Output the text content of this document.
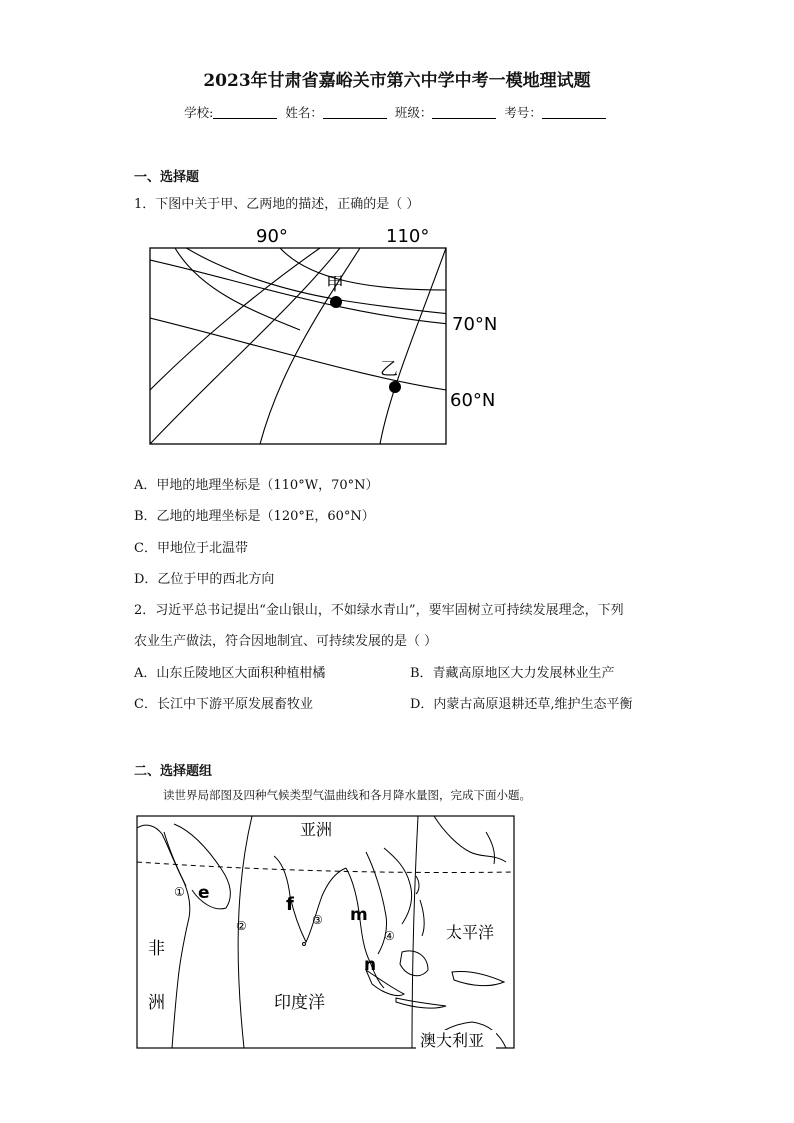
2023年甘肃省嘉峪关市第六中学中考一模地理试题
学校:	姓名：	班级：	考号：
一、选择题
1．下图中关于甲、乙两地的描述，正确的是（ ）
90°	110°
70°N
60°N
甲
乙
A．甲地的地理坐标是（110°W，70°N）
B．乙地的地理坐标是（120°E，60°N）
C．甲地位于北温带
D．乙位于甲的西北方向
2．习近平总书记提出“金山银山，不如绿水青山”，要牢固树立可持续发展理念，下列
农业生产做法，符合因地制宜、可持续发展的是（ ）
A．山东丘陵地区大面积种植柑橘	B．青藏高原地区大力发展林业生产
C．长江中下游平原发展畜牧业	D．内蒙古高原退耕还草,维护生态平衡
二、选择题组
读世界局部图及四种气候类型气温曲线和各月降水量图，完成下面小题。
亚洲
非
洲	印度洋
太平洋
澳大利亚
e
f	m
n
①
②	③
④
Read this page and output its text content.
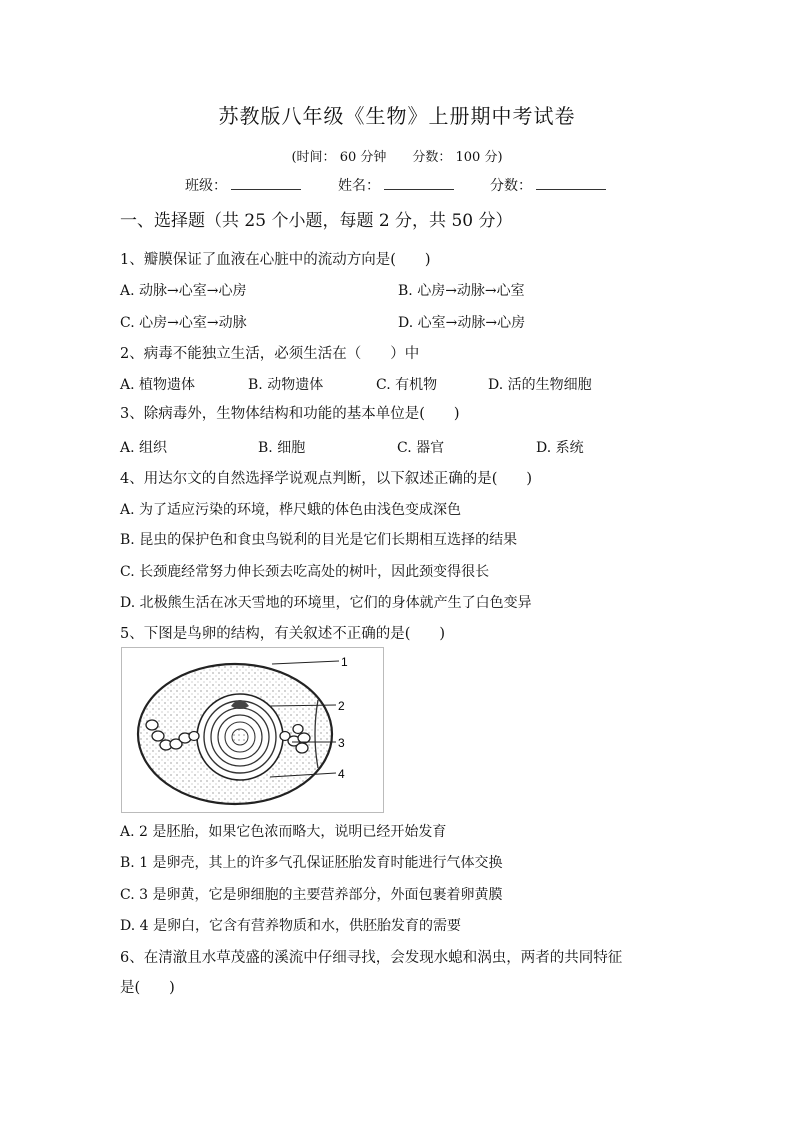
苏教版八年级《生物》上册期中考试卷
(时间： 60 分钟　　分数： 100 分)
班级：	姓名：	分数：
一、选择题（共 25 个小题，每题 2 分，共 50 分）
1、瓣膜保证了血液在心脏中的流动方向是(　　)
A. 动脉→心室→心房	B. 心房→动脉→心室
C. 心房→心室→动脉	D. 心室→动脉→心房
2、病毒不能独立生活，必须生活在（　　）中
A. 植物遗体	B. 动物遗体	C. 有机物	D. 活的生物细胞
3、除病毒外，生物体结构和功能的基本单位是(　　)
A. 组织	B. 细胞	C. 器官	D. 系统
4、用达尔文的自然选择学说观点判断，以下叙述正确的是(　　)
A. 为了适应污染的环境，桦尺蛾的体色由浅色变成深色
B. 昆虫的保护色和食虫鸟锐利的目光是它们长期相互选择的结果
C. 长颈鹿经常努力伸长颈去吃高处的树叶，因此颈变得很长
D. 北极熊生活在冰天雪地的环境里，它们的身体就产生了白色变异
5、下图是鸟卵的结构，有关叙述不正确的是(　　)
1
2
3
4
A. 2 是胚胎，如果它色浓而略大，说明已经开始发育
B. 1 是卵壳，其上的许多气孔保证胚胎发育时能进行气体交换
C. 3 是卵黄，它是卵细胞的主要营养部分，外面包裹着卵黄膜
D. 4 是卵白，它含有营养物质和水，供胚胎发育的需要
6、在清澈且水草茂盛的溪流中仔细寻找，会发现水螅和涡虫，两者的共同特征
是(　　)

---*---

Filter the listing above by the word "this"; copy each line that passes.

**SOLUTION TO THE EXERCISE:**
Output the text content of this document.
Read this page and output its text content.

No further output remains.